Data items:
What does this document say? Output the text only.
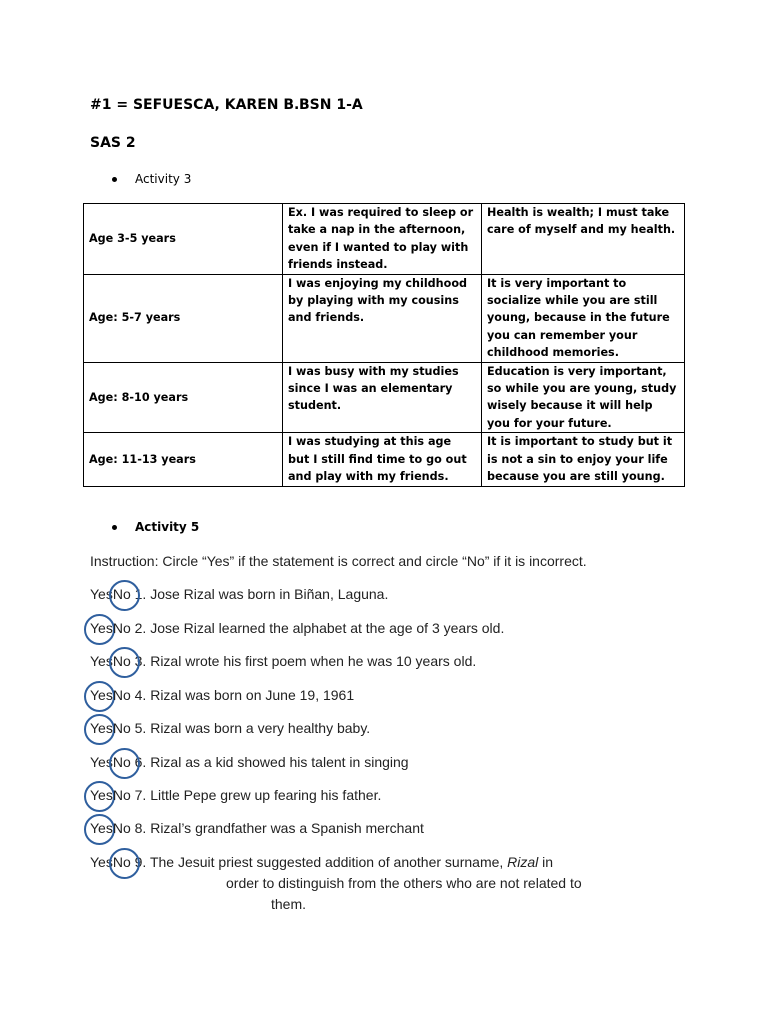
#1 = SEFUESCA, KAREN B. BSN 1-A
SAS 2
Activity 3
Age 3-5 years	Ex. I was required to sleep or take a nap in the afternoon, even if I wanted to play with friends instead.	Health is wealth; I must take care of myself and my health.
Age: 5-7 years	I was enjoying my childhood by playing with my cousins and friends.	It is very important to socialize while you are still young, because in the future you can remember your childhood memories.
Age: 8-10 years	I was busy with my studies since I was an elementary student.	Education is very important, so while you are young, study wisely because it will help you for your future.
Age: 11-13 years	I was studying at this age but I still find time to go out and play with my friends.	It is important to study but it is not a sin to enjoy your life because you are still young.
Activity 5
Instruction: Circle “Yes” if the statement is correct and circle “No” if it is incorrect.
YesNo 1. Jose Rizal was born in Biñan, Laguna.
Yes
No 2. Jose Rizal learned the alphabet at the age of 3 years old.
YesNo 3. Rizal wrote his first poem when he was 10 years old.
Yes
No 4. Rizal was born on June 19, 1961
Yes
No 5. Rizal was born a very healthy baby.
YesNo 6. Rizal as a kid showed his talent in singing
Yes
No 7. Little Pepe grew up fearing his father.
Yes
No 8. Rizal’s grandfather was a Spanish merchant
YesNo 9. The Jesuit priest suggested addition of another surname, Rizal in
order to distinguish from the others who are not related to
them.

Problem requirements: Set down every entry word for word, but omit the pictures.

Solution:
What does this document say? Output the text only.
#1 = SEFUESCA, KAREN B. BSN 1-A
SAS 2
Activity 3
Age 3-5 years	Ex. I was required to sleep or take a nap in the afternoon, even if I wanted to play with friends instead.	Health is wealth; I must take care of myself and my health.
Age: 5-7 years	I was enjoying my childhood by playing with my cousins and friends.	It is very important to socialize while you are still young, because in the future you can remember your childhood memories.
Age: 8-10 years	I was busy with my studies since I was an elementary student.	Education is very important, so while you are young, study wisely because it will help you for your future.
Age: 11-13 years	I was studying at this age but I still find time to go out and play with my friends.	It is important to study but it is not a sin to enjoy your life because you are still young.
Activity 5
Instruction: Circle “Yes” if the statement is correct and circle “No” if it is incorrect.
YesNo 1. Jose Rizal was born in Biñan, Laguna.
Yes
No 2. Jose Rizal learned the alphabet at the age of 3 years old.
YesNo 3. Rizal wrote his first poem when he was 10 years old.
Yes
No 4. Rizal was born on June 19, 1961
Yes
No 5. Rizal was born a very healthy baby.
YesNo 6. Rizal as a kid showed his talent in singing
Yes
No 7. Little Pepe grew up fearing his father.
Yes
No 8. Rizal’s grandfather was a Spanish merchant
YesNo 9. The Jesuit priest suggested addition of another surname, Rizal in
order to distinguish from the others who are not related to
them.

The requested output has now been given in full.